# start of INPUT DATA

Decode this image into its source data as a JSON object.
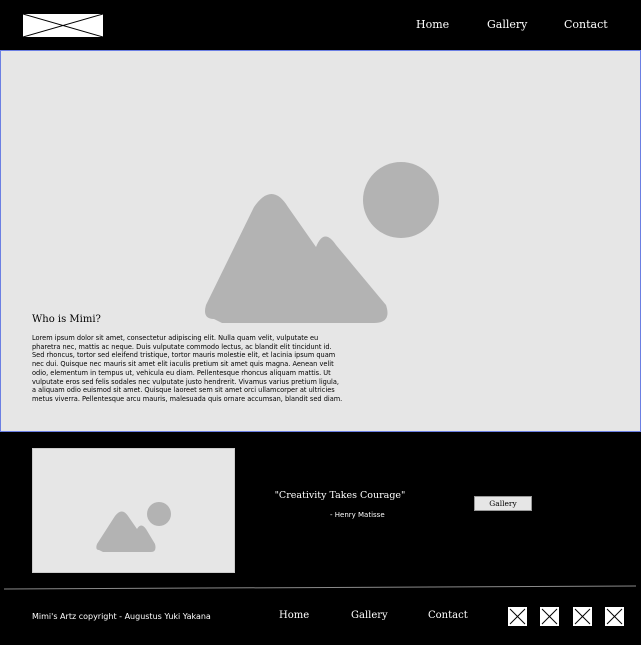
{
  "header": {
    "logo_icon": "logo-placeholder-icon",
    "nav": [
      {
        "label": "Home"
      },
      {
        "label": "Gallery"
      },
      {
        "label": "Contact"
      }
    ]
  },
  "hero": {
    "image_icon": "image-placeholder-icon",
    "title": "Who is Mimi?",
    "text": "Lorem ipsum dolor sit amet, consectetur adipiscing elit. Nulla quam velit, vulputate eu pharetra nec, mattis ac neque. Duis vulputate commodo lectus, ac blandit elit tincidunt id. Sed rhoncus, tortor sed eleifend tristique, tortor mauris molestie elit, et lacinia ipsum quam nec dui. Quisque nec mauris sit amet elit iaculis pretium sit amet quis magna. Aenean velit odio, elementum in tempus ut, vehicula eu diam. Pellentesque rhoncus aliquam mattis. Ut vulputate eros sed felis sodales nec vulputate justo hendrerit. Vivamus varius pretium ligula, a aliquam odio euismod sit amet. Quisque laoreet sem sit amet orci ullamcorper at ultricies metus viverra. Pellentesque arcu mauris, malesuada quis ornare accumsan, blandit sed diam."
  },
  "feature": {
    "image_icon": "image-placeholder-icon",
    "quote": "\"Creativity Takes Courage\"",
    "author": "- Henry Matisse",
    "button_label": "Gallery"
  },
  "footer": {
    "copyright": "Mimi's Artz copyright - Augustus Yuki Yakana",
    "nav": [
      {
        "label": "Home"
      },
      {
        "label": "Gallery"
      },
      {
        "label": "Contact"
      }
    ],
    "social_icons": [
      "social-placeholder-icon",
      "social-placeholder-icon",
      "social-placeholder-icon",
      "social-placeholder-icon"
    ]
  },
  "colors": {
    "background": "#000000",
    "panel": "#e6e6e6",
    "placeholder_shape": "#b3b3b3",
    "hero_border": "#6b7fe3"
  }
}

# end of INPUT DATA

AIM OF THE TASK: Transcribe the records word for word and include no pictures.

SOLUTION FOR THIS TASK:
Decode this image into its source data as a JSON object.
{
  "header": {
    "logo_icon": "logo-placeholder-icon",
    "nav": [
      {
        "label": "Home"
      },
      {
        "label": "Gallery"
      },
      {
        "label": "Contact"
      }
    ]
  },
  "hero": {
    "image_icon": "image-placeholder-icon",
    "title": "Who is Mimi?",
    "text": "Lorem ipsum dolor sit amet, consectetur adipiscing elit. Nulla quam velit, vulputate eu pharetra nec, mattis ac neque. Duis vulputate commodo lectus, ac blandit elit tincidunt id. Sed rhoncus, tortor sed eleifend tristique, tortor mauris molestie elit, et lacinia ipsum quam nec dui. Quisque nec mauris sit amet elit iaculis pretium sit amet quis magna. Aenean velit odio, elementum in tempus ut, vehicula eu diam. Pellentesque rhoncus aliquam mattis. Ut vulputate eros sed felis sodales nec vulputate justo hendrerit. Vivamus varius pretium ligula, a aliquam odio euismod sit amet. Quisque laoreet sem sit amet orci ullamcorper at ultricies metus viverra. Pellentesque arcu mauris, malesuada quis ornare accumsan, blandit sed diam."
  },
  "feature": {
    "image_icon": "image-placeholder-icon",
    "quote": "\"Creativity Takes Courage\"",
    "author": "- Henry Matisse",
    "button_label": "Gallery"
  },
  "footer": {
    "copyright": "Mimi's Artz copyright - Augustus Yuki Yakana",
    "nav": [
      {
        "label": "Home"
      },
      {
        "label": "Gallery"
      },
      {
        "label": "Contact"
      }
    ],
    "social_icons": [
      "social-placeholder-icon",
      "social-placeholder-icon",
      "social-placeholder-icon",
      "social-placeholder-icon"
    ]
  },
  "colors": {
    "background": "#000000",
    "panel": "#e6e6e6",
    "placeholder_shape": "#b3b3b3",
    "hero_border": "#6b7fe3"
  }
}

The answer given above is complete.